Write out every line of the material exactly as it appears.
──────
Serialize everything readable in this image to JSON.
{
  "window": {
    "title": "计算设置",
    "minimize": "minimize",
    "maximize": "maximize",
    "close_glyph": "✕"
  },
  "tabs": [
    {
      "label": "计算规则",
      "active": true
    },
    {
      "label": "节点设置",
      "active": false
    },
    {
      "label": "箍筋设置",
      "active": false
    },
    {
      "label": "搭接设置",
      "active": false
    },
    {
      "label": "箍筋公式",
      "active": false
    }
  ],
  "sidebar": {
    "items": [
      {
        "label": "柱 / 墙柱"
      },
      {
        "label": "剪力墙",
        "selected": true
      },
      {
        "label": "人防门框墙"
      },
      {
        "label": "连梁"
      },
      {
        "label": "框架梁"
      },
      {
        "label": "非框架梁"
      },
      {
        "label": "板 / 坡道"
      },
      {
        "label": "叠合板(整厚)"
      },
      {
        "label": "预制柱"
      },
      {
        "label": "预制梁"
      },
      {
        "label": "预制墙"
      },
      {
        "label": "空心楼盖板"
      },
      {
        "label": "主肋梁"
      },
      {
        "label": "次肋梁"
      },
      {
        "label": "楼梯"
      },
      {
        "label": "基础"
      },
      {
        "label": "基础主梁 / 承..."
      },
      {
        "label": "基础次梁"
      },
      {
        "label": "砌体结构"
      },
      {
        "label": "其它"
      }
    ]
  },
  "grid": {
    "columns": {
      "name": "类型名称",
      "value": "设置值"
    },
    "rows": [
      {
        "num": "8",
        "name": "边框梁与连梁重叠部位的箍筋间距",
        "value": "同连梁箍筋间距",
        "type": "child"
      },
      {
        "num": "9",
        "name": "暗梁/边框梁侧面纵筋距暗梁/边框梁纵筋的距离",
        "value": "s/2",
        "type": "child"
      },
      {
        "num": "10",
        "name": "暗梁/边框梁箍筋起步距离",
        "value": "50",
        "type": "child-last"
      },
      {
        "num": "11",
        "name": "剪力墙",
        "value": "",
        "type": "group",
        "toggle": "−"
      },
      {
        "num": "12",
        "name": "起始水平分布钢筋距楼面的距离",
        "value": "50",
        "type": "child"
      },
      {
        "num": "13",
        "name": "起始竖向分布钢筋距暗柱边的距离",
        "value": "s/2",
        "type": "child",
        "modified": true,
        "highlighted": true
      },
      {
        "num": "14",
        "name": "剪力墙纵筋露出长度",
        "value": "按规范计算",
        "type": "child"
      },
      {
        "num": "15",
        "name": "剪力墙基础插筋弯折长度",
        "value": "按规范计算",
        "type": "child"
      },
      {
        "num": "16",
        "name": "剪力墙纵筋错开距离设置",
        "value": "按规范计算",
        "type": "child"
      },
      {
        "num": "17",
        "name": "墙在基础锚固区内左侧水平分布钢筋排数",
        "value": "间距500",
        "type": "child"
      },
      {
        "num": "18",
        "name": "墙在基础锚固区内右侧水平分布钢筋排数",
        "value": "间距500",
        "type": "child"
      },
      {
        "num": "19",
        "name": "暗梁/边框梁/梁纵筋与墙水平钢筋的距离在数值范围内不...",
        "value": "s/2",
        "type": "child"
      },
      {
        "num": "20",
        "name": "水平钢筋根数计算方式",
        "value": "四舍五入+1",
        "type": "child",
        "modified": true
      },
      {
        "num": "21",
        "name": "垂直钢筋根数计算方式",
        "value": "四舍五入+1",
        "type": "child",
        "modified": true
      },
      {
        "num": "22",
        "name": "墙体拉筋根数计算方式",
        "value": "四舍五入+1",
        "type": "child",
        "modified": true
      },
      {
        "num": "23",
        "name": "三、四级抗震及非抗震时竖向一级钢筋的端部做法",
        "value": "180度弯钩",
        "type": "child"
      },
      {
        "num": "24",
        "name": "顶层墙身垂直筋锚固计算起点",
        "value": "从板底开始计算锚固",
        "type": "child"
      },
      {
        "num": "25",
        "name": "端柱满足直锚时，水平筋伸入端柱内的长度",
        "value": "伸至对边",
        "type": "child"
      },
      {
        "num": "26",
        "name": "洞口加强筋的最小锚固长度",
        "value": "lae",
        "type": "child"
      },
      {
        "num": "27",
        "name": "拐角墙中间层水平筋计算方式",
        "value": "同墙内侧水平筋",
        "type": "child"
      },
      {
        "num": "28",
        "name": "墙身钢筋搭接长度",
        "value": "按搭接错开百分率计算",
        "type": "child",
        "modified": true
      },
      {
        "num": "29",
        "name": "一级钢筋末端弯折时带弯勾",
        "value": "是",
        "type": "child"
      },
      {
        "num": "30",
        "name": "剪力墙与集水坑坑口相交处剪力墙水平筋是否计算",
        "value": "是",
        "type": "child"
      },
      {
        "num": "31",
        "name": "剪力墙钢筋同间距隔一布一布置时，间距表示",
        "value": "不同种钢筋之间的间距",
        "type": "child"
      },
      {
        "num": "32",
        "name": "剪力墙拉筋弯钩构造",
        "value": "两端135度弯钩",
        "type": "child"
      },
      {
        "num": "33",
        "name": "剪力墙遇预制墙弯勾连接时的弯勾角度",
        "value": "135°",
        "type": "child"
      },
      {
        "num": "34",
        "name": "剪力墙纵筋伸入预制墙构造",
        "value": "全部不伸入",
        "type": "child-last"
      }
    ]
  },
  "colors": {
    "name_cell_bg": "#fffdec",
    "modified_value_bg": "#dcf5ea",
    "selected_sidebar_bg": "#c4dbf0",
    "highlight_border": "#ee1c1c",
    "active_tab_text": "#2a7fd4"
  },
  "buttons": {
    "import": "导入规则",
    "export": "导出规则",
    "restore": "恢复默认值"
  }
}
──────
> [Solution to this exercise]
Serialize everything readable in this image to JSON.
{
  "window": {
    "title": "计算设置",
    "minimize": "minimize",
    "maximize": "maximize",
    "close_glyph": "✕"
  },
  "tabs": [
    {
      "label": "计算规则",
      "active": true
    },
    {
      "label": "节点设置",
      "active": false
    },
    {
      "label": "箍筋设置",
      "active": false
    },
    {
      "label": "搭接设置",
      "active": false
    },
    {
      "label": "箍筋公式",
      "active": false
    }
  ],
  "sidebar": {
    "items": [
      {
        "label": "柱 / 墙柱"
      },
      {
        "label": "剪力墙",
        "selected": true
      },
      {
        "label": "人防门框墙"
      },
      {
        "label": "连梁"
      },
      {
        "label": "框架梁"
      },
      {
        "label": "非框架梁"
      },
      {
        "label": "板 / 坡道"
      },
      {
        "label": "叠合板(整厚)"
      },
      {
        "label": "预制柱"
      },
      {
        "label": "预制梁"
      },
      {
        "label": "预制墙"
      },
      {
        "label": "空心楼盖板"
      },
      {
        "label": "主肋梁"
      },
      {
        "label": "次肋梁"
      },
      {
        "label": "楼梯"
      },
      {
        "label": "基础"
      },
      {
        "label": "基础主梁 / 承..."
      },
      {
        "label": "基础次梁"
      },
      {
        "label": "砌体结构"
      },
      {
        "label": "其它"
      }
    ]
  },
  "grid": {
    "columns": {
      "name": "类型名称",
      "value": "设置值"
    },
    "rows": [
      {
        "num": "8",
        "name": "边框梁与连梁重叠部位的箍筋间距",
        "value": "同连梁箍筋间距",
        "type": "child"
      },
      {
        "num": "9",
        "name": "暗梁/边框梁侧面纵筋距暗梁/边框梁纵筋的距离",
        "value": "s/2",
        "type": "child"
      },
      {
        "num": "10",
        "name": "暗梁/边框梁箍筋起步距离",
        "value": "50",
        "type": "child-last"
      },
      {
        "num": "11",
        "name": "剪力墙",
        "value": "",
        "type": "group",
        "toggle": "−"
      },
      {
        "num": "12",
        "name": "起始水平分布钢筋距楼面的距离",
        "value": "50",
        "type": "child"
      },
      {
        "num": "13",
        "name": "起始竖向分布钢筋距暗柱边的距离",
        "value": "s/2",
        "type": "child",
        "modified": true,
        "highlighted": true
      },
      {
        "num": "14",
        "name": "剪力墙纵筋露出长度",
        "value": "按规范计算",
        "type": "child"
      },
      {
        "num": "15",
        "name": "剪力墙基础插筋弯折长度",
        "value": "按规范计算",
        "type": "child"
      },
      {
        "num": "16",
        "name": "剪力墙纵筋错开距离设置",
        "value": "按规范计算",
        "type": "child"
      },
      {
        "num": "17",
        "name": "墙在基础锚固区内左侧水平分布钢筋排数",
        "value": "间距500",
        "type": "child"
      },
      {
        "num": "18",
        "name": "墙在基础锚固区内右侧水平分布钢筋排数",
        "value": "间距500",
        "type": "child"
      },
      {
        "num": "19",
        "name": "暗梁/边框梁/梁纵筋与墙水平钢筋的距离在数值范围内不...",
        "value": "s/2",
        "type": "child"
      },
      {
        "num": "20",
        "name": "水平钢筋根数计算方式",
        "value": "四舍五入+1",
        "type": "child",
        "modified": true
      },
      {
        "num": "21",
        "name": "垂直钢筋根数计算方式",
        "value": "四舍五入+1",
        "type": "child",
        "modified": true
      },
      {
        "num": "22",
        "name": "墙体拉筋根数计算方式",
        "value": "四舍五入+1",
        "type": "child",
        "modified": true
      },
      {
        "num": "23",
        "name": "三、四级抗震及非抗震时竖向一级钢筋的端部做法",
        "value": "180度弯钩",
        "type": "child"
      },
      {
        "num": "24",
        "name": "顶层墙身垂直筋锚固计算起点",
        "value": "从板底开始计算锚固",
        "type": "child"
      },
      {
        "num": "25",
        "name": "端柱满足直锚时，水平筋伸入端柱内的长度",
        "value": "伸至对边",
        "type": "child"
      },
      {
        "num": "26",
        "name": "洞口加强筋的最小锚固长度",
        "value": "lae",
        "type": "child"
      },
      {
        "num": "27",
        "name": "拐角墙中间层水平筋计算方式",
        "value": "同墙内侧水平筋",
        "type": "child"
      },
      {
        "num": "28",
        "name": "墙身钢筋搭接长度",
        "value": "按搭接错开百分率计算",
        "type": "child",
        "modified": true
      },
      {
        "num": "29",
        "name": "一级钢筋末端弯折时带弯勾",
        "value": "是",
        "type": "child"
      },
      {
        "num": "30",
        "name": "剪力墙与集水坑坑口相交处剪力墙水平筋是否计算",
        "value": "是",
        "type": "child"
      },
      {
        "num": "31",
        "name": "剪力墙钢筋同间距隔一布一布置时，间距表示",
        "value": "不同种钢筋之间的间距",
        "type": "child"
      },
      {
        "num": "32",
        "name": "剪力墙拉筋弯钩构造",
        "value": "两端135度弯钩",
        "type": "child"
      },
      {
        "num": "33",
        "name": "剪力墙遇预制墙弯勾连接时的弯勾角度",
        "value": "135°",
        "type": "child"
      },
      {
        "num": "34",
        "name": "剪力墙纵筋伸入预制墙构造",
        "value": "全部不伸入",
        "type": "child-last"
      }
    ]
  },
  "colors": {
    "name_cell_bg": "#fffdec",
    "modified_value_bg": "#dcf5ea",
    "selected_sidebar_bg": "#c4dbf0",
    "highlight_border": "#ee1c1c",
    "active_tab_text": "#2a7fd4"
  },
  "buttons": {
    "import": "导入规则",
    "export": "导出规则",
    "restore": "恢复默认值"
  }
}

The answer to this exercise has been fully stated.